Would it be possible for you who have a calibrated back-up camera controller to share your measuring block 130? Or even better, if someone could tell how to interpret the fields of block 130 (RT have written little saying field three should read 0x0000 for a successful calibration). 

I did an experiment today; I chock up the calibration board 100 mm and tried to add and subtract that new height to the base value (500). My thought was that I should be able to see which operation (+/-) that gave the best fit, i.e., what operation resulted in the guiding lines stretching the right distance behind the vehicle (the drivers manual says green line stretch ca 2 meters behind the car and yellow 3). Contrary to my expectation the extension of those lines didn't differ significantly even though the two values used for channel 005 differed by 200 mm. 
Maybe that’s because calibration did not succeed completely? 

Strange to say, attempting to calibrate with the VAS5250 (I use a homemade replica) not visible to the camera a fault code (03006) is registered. When the calibration board is shown to the camera and reference image is properly aligned calibration seems to succeed, i.e., guiding lines are shown and shaded rectangles for use when parking alongside is properly displayed. This even though field three of block 130 says 0x00FE. 










This control unit and camera have been retrofitted by me, here’s how I went about. 
https://ddm.se/Kufatec_genuine_VAG_back-up_camera_installation_Passat_CC.pdf


----------



## Spacewalker (Nov 23, 2009)

Make sure when you calibrate RVC all doors ARE CLOSE .


----------

» Data block
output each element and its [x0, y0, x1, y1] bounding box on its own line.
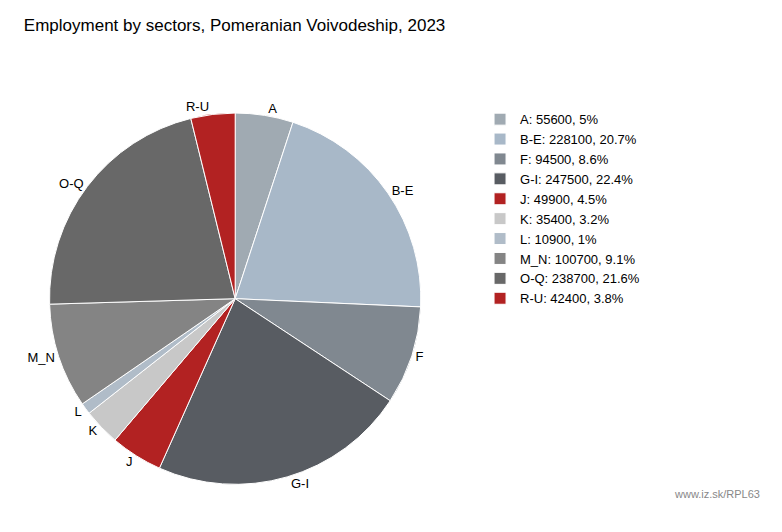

» Stated problem
Transcribe the part of the back-up camera forum thread above that falls between "I did an experiment" and "not succeed completely?", inclusive.

» Final result
I did an experiment today; I chock up the calibration board 100 mm and tried to add and subtract that new height to the base value (500). My thought was that I should be able to see which operation (+/-) that gave the best fit, i.e., what operation resulted in the guiding lines stretching the right distance behind the vehicle (the drivers manual says green line stretch ca 2 meters behind the car and yellow 3). Contrary to my expectation the extension of those lines didn't differ significantly even though the two values used for channel 005 differed by 200 mm. 
Maybe that’s because calibration did not succeed completely?